## Stated goal
Every line with the word "selecting" in it should be extracted from the data that follows.

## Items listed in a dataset

:::

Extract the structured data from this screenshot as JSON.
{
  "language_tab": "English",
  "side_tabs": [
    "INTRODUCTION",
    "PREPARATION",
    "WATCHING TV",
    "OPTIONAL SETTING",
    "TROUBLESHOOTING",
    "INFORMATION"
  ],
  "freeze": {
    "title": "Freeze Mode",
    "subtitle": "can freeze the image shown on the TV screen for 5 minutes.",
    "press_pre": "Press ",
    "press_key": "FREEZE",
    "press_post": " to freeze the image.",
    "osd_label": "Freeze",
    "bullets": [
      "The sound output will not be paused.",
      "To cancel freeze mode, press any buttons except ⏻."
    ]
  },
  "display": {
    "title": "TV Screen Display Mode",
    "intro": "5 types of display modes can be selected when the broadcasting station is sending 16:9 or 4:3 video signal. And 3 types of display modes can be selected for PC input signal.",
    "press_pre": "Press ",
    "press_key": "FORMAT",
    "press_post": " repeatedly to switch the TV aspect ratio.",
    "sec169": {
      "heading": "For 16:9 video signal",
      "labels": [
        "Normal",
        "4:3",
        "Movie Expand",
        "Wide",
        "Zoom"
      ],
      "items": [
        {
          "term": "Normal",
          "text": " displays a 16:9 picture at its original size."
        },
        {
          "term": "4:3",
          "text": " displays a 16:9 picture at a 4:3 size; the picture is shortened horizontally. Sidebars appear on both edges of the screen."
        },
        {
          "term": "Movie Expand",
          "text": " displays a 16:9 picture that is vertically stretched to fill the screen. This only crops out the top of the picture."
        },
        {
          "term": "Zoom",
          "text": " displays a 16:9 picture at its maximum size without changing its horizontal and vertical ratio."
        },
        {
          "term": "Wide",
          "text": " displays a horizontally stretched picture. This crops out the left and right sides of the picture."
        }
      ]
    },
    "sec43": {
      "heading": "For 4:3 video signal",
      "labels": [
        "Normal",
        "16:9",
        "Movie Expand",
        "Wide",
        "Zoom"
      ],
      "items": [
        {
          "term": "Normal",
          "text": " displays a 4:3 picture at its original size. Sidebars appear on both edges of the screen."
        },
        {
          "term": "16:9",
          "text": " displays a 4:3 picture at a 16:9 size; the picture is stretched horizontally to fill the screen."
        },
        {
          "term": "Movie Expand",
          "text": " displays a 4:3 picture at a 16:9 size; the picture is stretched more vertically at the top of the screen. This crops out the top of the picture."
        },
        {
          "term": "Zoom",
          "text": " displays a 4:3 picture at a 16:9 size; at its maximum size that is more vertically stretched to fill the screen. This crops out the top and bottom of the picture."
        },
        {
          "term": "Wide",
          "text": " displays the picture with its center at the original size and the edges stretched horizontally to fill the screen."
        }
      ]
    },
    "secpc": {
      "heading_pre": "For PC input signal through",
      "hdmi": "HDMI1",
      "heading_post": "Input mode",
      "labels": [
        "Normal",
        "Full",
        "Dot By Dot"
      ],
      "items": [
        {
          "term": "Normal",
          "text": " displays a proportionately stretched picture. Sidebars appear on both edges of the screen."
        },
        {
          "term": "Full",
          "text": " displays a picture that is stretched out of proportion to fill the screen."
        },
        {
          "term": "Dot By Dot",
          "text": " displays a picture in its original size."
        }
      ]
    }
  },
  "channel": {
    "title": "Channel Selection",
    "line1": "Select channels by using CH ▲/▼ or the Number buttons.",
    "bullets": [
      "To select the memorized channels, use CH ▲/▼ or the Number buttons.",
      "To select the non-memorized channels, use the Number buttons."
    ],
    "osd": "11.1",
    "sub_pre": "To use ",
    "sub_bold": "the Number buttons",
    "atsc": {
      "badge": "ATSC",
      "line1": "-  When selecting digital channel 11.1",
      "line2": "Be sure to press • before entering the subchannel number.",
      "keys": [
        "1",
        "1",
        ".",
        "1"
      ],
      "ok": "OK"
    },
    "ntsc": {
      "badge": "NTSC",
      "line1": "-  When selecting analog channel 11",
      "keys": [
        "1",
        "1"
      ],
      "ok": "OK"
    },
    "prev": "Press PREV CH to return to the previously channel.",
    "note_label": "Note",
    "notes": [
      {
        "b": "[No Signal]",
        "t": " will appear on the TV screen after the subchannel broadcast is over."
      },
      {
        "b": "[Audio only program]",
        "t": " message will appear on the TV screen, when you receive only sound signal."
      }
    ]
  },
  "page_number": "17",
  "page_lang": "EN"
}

:::

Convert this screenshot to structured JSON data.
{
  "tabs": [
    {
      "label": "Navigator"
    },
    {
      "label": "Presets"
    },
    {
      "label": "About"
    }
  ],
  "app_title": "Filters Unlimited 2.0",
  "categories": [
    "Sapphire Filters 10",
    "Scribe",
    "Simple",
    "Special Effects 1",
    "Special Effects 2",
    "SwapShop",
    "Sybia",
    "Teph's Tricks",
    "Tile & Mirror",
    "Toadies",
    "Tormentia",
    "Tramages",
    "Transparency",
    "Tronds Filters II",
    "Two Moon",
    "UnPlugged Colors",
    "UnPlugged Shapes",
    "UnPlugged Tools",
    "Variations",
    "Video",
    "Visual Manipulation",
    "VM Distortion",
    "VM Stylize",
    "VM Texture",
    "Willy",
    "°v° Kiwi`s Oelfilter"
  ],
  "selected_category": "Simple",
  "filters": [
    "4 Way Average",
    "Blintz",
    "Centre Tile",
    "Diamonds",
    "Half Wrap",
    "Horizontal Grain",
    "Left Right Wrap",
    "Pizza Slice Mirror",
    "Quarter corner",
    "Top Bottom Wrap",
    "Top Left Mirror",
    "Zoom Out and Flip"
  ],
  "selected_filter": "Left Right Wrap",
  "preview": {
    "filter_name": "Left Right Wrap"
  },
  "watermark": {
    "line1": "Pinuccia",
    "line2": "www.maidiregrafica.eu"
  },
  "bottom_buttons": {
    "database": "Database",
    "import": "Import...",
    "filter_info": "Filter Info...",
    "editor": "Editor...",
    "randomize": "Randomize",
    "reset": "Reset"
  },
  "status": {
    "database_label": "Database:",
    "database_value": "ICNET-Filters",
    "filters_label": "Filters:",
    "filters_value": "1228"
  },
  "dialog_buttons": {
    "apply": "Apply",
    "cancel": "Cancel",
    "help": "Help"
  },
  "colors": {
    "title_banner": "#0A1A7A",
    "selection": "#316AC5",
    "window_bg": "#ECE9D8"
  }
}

:::

## The result
      "line1": "-  When selecting digital channel 11.1",
      "line1": "-  When selecting analog channel 11",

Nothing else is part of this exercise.